STATED EXERCISE:
Scan the records below. List lines holding "United".

[Data records]

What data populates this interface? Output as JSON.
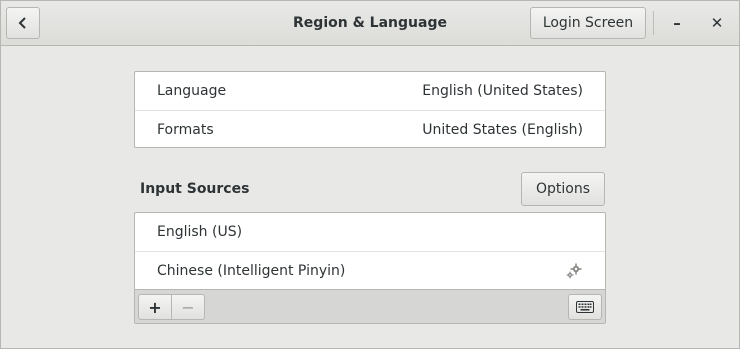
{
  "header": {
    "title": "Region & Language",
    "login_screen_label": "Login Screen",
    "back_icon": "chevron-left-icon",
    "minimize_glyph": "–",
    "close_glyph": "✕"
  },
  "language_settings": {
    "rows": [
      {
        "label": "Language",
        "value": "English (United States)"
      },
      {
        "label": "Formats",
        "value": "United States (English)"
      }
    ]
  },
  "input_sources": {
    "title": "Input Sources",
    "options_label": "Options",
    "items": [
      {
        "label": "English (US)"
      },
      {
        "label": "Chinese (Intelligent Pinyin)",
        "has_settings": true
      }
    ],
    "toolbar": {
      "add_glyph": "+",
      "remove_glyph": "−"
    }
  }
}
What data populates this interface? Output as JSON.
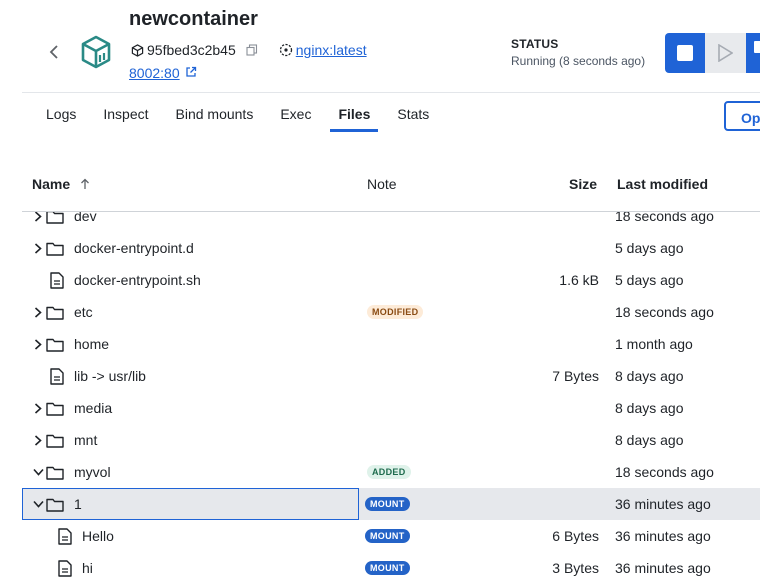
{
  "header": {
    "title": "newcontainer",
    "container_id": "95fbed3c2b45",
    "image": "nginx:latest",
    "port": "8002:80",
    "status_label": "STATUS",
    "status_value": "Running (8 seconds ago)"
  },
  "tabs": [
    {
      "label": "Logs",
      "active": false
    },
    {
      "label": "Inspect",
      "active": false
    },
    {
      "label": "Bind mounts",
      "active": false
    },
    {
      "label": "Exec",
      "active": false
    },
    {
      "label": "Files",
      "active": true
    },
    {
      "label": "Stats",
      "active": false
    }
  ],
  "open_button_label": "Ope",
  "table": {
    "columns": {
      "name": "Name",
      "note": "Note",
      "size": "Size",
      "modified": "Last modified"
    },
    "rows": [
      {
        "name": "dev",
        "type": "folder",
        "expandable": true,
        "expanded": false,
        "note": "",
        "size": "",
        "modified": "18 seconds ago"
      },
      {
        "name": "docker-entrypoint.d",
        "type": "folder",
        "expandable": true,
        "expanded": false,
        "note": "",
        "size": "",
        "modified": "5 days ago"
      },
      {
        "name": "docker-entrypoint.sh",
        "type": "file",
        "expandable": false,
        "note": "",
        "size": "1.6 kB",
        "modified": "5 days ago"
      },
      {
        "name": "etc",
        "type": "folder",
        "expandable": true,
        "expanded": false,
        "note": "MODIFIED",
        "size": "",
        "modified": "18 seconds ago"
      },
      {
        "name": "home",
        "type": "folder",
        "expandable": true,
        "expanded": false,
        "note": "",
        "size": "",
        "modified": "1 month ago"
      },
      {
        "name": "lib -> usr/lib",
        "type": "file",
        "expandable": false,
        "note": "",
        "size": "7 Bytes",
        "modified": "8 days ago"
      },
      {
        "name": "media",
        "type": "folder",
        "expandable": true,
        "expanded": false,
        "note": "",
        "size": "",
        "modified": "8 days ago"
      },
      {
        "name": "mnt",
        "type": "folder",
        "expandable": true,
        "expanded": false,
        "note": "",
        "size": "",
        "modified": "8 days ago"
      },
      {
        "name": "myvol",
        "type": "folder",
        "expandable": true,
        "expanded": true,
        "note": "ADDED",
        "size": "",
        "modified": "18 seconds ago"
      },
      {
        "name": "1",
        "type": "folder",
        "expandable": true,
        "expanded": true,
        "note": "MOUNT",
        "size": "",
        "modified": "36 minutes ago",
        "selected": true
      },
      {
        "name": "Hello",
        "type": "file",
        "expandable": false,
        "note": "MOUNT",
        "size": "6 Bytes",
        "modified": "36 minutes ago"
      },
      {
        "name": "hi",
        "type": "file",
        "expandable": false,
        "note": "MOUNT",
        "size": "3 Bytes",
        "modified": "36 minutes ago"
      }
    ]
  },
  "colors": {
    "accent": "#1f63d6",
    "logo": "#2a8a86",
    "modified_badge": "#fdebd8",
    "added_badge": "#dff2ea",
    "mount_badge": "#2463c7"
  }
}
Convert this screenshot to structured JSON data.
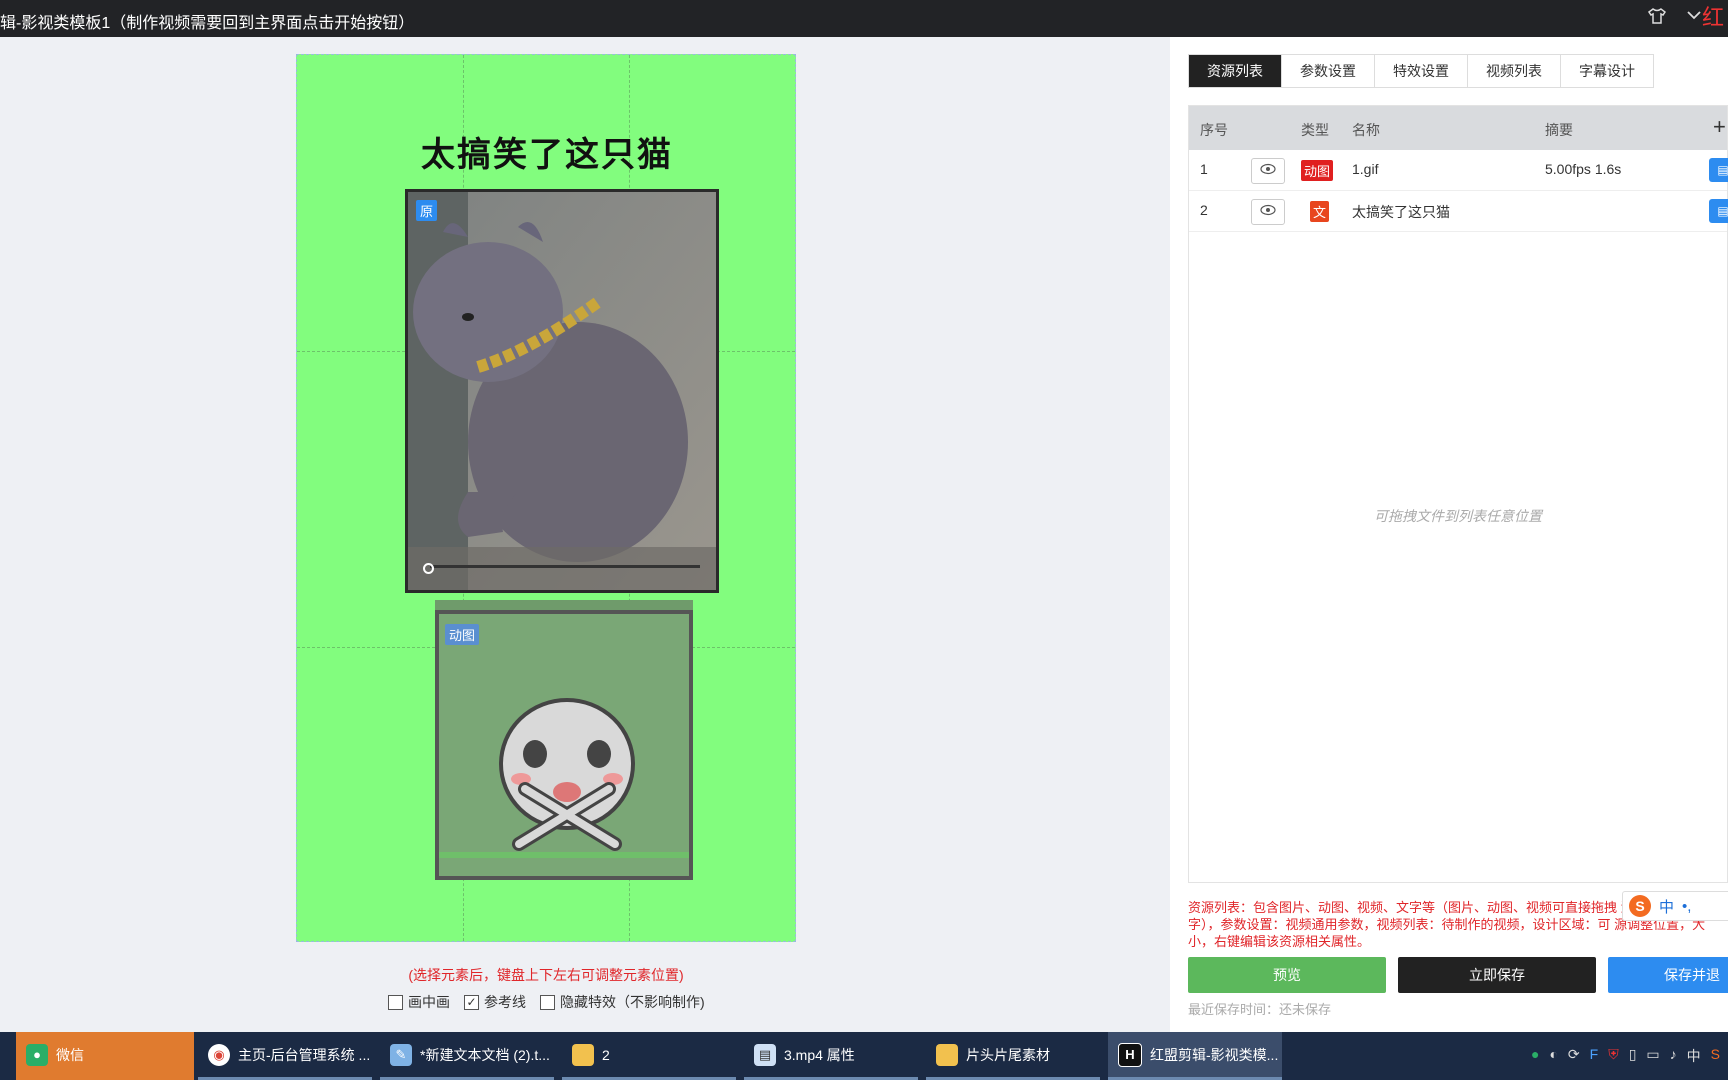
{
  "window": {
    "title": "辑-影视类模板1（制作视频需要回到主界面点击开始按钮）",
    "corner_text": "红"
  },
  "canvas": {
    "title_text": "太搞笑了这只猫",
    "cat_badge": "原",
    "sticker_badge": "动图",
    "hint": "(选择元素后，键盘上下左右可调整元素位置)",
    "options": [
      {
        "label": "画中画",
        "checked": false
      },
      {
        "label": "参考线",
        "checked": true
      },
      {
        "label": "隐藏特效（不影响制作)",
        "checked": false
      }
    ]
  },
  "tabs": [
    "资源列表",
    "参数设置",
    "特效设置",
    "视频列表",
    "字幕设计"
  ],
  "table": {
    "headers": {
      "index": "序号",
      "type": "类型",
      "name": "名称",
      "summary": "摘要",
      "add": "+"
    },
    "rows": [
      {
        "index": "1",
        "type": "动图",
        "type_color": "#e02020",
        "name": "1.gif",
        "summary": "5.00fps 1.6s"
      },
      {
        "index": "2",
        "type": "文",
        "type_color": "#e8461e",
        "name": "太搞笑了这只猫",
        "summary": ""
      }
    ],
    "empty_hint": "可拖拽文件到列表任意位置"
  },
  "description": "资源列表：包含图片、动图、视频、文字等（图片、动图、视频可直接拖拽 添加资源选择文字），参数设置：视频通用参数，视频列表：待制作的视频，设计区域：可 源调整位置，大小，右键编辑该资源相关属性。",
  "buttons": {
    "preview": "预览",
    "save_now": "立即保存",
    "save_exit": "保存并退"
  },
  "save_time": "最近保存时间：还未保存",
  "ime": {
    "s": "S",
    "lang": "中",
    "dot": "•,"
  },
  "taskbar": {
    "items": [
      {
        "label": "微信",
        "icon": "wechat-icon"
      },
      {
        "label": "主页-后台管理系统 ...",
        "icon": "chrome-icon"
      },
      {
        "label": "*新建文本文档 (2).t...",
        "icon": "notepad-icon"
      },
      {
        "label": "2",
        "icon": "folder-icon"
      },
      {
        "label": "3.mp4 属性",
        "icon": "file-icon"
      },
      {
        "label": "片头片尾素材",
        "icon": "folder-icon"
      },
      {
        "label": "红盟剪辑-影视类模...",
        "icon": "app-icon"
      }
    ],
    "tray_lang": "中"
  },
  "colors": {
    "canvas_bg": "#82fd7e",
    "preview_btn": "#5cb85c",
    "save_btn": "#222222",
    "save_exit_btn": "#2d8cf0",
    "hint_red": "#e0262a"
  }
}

TASK ANSWER:
        "value": "English (United States)"
        "value": "United States (English)"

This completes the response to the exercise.